§ **Records shown**:
%%

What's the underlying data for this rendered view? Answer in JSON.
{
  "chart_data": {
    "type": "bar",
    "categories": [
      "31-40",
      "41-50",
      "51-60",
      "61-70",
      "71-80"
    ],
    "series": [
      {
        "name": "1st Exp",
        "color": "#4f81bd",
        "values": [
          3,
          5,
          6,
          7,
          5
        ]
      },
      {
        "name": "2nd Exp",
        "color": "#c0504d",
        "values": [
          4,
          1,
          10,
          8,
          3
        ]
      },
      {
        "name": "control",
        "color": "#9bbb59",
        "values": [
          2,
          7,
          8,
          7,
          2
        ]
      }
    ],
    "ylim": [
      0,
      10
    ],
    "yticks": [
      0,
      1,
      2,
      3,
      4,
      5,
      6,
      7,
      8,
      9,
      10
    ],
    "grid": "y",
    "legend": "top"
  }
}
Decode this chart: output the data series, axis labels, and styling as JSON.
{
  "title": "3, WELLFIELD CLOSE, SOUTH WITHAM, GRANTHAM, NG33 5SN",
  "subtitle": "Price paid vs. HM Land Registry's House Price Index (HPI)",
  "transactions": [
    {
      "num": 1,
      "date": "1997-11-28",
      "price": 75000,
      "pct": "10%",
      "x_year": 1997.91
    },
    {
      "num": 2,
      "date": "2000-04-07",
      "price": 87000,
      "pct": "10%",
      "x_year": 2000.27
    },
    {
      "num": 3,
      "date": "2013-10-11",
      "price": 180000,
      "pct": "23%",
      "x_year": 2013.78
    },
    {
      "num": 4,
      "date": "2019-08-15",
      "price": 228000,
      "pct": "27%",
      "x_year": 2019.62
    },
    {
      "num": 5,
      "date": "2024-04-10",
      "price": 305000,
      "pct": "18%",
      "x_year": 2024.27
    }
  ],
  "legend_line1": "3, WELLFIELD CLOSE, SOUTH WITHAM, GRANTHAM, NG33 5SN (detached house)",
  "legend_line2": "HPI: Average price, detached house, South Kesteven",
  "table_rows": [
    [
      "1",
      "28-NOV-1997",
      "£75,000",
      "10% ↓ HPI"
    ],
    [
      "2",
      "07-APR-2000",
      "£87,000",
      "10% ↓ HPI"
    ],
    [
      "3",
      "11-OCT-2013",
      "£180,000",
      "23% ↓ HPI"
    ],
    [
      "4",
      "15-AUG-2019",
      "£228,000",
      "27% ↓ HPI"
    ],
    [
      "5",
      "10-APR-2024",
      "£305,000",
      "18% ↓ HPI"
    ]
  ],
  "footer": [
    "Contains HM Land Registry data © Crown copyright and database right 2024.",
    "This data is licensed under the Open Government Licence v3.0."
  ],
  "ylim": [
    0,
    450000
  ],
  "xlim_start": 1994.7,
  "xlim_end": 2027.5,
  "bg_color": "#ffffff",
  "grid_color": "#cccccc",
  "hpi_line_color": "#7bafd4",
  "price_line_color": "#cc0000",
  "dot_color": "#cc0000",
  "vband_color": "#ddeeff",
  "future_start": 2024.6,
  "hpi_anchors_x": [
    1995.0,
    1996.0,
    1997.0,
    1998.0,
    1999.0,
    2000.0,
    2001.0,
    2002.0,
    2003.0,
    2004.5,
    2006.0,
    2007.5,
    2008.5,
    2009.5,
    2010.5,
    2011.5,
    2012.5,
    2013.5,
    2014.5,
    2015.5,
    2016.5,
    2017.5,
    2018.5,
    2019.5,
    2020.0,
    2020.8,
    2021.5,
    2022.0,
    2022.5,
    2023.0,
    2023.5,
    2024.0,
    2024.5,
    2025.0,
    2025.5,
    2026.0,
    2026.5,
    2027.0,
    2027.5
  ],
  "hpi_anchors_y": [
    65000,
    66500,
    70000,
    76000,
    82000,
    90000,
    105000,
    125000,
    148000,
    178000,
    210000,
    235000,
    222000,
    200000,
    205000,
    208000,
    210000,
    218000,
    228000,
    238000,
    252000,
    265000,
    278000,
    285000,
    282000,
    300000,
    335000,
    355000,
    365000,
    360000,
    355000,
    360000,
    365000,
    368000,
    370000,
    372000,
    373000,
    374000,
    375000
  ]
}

%%

§ **What you need to do**: Working from the entries above, return all lines that contain "CLOSE".

§ **Output of the task**:
  "title": "3, WELLFIELD CLOSE, SOUTH WITHAM, GRANTHAM, NG33 5SN",
  "legend_line1": "3, WELLFIELD CLOSE, SOUTH WITHAM, GRANTHAM, NG33 5SN (detached house)",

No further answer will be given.